Short problem: Copy out each line of the material in which the word "การบ" appears.

Start of Data lines

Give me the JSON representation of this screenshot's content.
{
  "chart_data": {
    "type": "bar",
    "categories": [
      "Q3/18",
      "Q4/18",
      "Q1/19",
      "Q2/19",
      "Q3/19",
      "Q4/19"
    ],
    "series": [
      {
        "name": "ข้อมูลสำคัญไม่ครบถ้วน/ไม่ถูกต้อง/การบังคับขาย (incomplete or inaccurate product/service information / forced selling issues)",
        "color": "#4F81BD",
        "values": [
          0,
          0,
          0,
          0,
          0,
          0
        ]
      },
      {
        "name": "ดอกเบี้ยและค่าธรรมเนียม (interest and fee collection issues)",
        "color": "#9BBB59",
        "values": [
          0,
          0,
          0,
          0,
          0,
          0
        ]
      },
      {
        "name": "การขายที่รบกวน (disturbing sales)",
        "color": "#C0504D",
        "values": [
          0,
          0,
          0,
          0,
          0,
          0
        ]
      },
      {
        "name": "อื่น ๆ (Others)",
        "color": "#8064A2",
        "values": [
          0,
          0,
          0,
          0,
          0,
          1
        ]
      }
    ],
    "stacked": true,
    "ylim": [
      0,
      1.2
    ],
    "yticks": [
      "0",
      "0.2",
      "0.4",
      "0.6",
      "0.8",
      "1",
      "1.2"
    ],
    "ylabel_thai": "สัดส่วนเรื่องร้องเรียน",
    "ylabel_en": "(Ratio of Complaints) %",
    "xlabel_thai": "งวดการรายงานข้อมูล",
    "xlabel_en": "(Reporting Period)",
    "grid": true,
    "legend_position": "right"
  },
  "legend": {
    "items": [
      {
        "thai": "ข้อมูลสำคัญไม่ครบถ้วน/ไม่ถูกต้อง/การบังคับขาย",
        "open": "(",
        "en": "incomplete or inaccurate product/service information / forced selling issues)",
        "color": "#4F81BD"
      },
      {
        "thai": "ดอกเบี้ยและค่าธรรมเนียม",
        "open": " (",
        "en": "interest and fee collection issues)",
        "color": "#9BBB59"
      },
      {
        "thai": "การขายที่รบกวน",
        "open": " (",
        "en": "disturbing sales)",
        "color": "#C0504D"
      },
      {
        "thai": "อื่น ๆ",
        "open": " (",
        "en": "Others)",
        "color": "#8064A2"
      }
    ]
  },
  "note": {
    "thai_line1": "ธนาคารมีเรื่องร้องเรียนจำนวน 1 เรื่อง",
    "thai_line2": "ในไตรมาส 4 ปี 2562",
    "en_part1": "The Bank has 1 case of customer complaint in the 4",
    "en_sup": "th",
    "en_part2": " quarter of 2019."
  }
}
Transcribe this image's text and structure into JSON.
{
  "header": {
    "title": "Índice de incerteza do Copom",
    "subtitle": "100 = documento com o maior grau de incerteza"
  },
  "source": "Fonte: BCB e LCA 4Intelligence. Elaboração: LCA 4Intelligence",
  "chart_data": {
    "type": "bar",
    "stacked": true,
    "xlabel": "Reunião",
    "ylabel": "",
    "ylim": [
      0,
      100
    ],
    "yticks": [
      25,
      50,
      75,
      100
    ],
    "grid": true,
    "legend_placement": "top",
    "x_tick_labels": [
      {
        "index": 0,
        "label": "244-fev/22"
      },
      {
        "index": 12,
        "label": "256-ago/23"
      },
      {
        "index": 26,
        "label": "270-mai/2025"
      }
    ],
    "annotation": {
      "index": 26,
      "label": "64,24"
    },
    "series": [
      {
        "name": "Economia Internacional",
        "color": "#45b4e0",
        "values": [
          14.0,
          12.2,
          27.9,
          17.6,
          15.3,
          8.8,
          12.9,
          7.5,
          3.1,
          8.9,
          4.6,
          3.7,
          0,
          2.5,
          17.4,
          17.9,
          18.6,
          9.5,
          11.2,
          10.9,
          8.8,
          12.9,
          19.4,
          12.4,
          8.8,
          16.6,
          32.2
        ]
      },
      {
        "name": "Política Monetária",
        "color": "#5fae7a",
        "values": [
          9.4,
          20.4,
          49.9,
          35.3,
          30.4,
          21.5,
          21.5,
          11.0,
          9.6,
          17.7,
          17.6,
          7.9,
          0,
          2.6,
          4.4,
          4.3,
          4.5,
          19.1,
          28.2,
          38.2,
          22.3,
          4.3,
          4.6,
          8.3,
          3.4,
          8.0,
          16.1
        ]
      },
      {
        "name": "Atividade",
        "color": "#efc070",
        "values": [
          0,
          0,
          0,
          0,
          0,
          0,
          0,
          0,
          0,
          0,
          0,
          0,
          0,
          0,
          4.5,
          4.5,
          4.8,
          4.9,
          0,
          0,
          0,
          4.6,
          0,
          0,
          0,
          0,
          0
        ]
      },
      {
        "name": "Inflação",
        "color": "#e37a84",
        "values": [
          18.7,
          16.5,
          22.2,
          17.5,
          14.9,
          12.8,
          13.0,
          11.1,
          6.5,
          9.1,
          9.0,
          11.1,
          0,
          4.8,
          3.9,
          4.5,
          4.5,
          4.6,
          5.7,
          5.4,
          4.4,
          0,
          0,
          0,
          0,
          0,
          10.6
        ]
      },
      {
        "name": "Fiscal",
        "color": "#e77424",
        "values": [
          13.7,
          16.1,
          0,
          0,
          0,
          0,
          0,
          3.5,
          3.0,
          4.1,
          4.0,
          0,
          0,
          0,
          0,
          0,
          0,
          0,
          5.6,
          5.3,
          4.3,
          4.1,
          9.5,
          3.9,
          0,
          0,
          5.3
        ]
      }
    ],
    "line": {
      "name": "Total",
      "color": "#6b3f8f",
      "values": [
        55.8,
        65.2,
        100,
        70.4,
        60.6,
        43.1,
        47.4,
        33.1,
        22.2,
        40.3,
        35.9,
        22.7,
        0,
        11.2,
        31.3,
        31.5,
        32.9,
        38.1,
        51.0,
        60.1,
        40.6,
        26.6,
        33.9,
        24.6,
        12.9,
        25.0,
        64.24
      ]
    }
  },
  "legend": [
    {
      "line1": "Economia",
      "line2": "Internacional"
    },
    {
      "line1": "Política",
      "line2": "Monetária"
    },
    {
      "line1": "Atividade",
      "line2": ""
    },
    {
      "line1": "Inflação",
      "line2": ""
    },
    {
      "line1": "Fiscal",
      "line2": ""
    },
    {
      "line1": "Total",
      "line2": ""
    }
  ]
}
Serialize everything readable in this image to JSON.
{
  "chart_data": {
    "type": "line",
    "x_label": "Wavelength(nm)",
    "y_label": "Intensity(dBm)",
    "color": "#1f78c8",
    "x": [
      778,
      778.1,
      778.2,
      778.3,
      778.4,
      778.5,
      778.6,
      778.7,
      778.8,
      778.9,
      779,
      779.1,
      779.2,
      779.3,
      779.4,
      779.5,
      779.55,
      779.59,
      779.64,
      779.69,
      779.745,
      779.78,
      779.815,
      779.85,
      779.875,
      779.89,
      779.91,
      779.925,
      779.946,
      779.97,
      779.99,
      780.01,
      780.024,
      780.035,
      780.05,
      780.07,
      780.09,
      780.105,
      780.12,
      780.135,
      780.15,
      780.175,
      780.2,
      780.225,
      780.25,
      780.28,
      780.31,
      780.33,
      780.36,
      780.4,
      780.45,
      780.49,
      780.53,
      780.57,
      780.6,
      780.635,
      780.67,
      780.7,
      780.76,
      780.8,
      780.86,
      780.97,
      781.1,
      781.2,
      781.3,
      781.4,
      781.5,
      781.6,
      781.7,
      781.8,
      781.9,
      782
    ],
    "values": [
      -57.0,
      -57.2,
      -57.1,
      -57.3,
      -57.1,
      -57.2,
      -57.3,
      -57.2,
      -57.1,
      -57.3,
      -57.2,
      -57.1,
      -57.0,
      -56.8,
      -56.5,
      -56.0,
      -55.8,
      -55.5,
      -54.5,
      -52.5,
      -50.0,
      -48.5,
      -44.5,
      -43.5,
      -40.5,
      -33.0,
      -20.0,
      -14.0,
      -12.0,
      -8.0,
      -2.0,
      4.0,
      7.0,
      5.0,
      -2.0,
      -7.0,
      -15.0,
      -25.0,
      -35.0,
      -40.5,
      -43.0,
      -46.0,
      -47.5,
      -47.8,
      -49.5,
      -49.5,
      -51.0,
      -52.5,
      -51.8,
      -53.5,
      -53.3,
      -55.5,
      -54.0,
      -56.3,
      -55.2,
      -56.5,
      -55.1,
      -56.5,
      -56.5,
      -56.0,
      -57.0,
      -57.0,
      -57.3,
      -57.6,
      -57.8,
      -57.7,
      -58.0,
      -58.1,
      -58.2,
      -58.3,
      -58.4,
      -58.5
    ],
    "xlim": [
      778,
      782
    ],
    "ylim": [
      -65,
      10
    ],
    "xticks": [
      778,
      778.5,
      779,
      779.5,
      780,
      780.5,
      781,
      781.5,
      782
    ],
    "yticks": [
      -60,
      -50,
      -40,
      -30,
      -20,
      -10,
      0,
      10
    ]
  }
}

End of Data lines

Response to this task:
        "name": "ข้อมูลสำคัญไม่ครบถ้วน/ไม่ถูกต้อง/การบังคับขาย (incomplete or inaccurate product/service information / forced selling issues)",
        "thai": "ข้อมูลสำคัญไม่ครบถ้วน/ไม่ถูกต้อง/การบังคับขาย",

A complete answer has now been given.